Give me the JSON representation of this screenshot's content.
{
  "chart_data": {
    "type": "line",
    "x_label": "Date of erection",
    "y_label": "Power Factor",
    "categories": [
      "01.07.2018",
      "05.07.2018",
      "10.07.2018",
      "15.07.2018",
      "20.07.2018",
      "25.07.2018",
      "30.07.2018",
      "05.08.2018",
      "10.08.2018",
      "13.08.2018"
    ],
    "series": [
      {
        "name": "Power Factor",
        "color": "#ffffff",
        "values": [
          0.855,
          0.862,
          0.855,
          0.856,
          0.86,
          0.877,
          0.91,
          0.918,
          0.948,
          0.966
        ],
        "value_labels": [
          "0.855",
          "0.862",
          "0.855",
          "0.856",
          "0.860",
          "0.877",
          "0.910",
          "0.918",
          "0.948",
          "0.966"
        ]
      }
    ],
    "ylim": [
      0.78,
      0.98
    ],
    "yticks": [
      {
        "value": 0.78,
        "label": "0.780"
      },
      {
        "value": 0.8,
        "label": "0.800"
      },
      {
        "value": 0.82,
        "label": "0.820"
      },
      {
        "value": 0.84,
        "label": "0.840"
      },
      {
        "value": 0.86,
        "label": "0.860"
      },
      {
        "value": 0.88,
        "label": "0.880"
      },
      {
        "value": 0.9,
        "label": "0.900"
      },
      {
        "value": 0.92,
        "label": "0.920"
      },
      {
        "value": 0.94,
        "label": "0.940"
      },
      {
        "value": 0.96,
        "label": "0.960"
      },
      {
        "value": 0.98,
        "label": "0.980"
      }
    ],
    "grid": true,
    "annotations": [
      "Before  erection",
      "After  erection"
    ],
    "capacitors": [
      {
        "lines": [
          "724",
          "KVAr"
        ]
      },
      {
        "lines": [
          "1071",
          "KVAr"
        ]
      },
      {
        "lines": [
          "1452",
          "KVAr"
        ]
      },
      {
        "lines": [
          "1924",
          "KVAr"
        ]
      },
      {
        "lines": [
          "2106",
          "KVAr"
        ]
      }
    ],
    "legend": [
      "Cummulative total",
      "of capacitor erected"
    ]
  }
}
....
Brief: Exactly reproduce all of the entries.

Solution for this exercise:
Give me the JSON representation of this screenshot's content.
{
  "chart_data": {
    "type": "line",
    "x_label": "Date of erection",
    "y_label": "Power Factor",
    "categories": [
      "01.07.2018",
      "05.07.2018",
      "10.07.2018",
      "15.07.2018",
      "20.07.2018",
      "25.07.2018",
      "30.07.2018",
      "05.08.2018",
      "10.08.2018",
      "13.08.2018"
    ],
    "series": [
      {
        "name": "Power Factor",
        "color": "#ffffff",
        "values": [
          0.855,
          0.862,
          0.855,
          0.856,
          0.86,
          0.877,
          0.91,
          0.918,
          0.948,
          0.966
        ],
        "value_labels": [
          "0.855",
          "0.862",
          "0.855",
          "0.856",
          "0.860",
          "0.877",
          "0.910",
          "0.918",
          "0.948",
          "0.966"
        ]
      }
    ],
    "ylim": [
      0.78,
      0.98
    ],
    "yticks": [
      {
        "value": 0.78,
        "label": "0.780"
      },
      {
        "value": 0.8,
        "label": "0.800"
      },
      {
        "value": 0.82,
        "label": "0.820"
      },
      {
        "value": 0.84,
        "label": "0.840"
      },
      {
        "value": 0.86,
        "label": "0.860"
      },
      {
        "value": 0.88,
        "label": "0.880"
      },
      {
        "value": 0.9,
        "label": "0.900"
      },
      {
        "value": 0.92,
        "label": "0.920"
      },
      {
        "value": 0.94,
        "label": "0.940"
      },
      {
        "value": 0.96,
        "label": "0.960"
      },
      {
        "value": 0.98,
        "label": "0.980"
      }
    ],
    "grid": true,
    "annotations": [
      "Before  erection",
      "After  erection"
    ],
    "capacitors": [
      {
        "lines": [
          "724",
          "KVAr"
        ]
      },
      {
        "lines": [
          "1071",
          "KVAr"
        ]
      },
      {
        "lines": [
          "1452",
          "KVAr"
        ]
      },
      {
        "lines": [
          "1924",
          "KVAr"
        ]
      },
      {
        "lines": [
          "2106",
          "KVAr"
        ]
      }
    ],
    "legend": [
      "Cummulative total",
      "of capacitor erected"
    ]
  }
}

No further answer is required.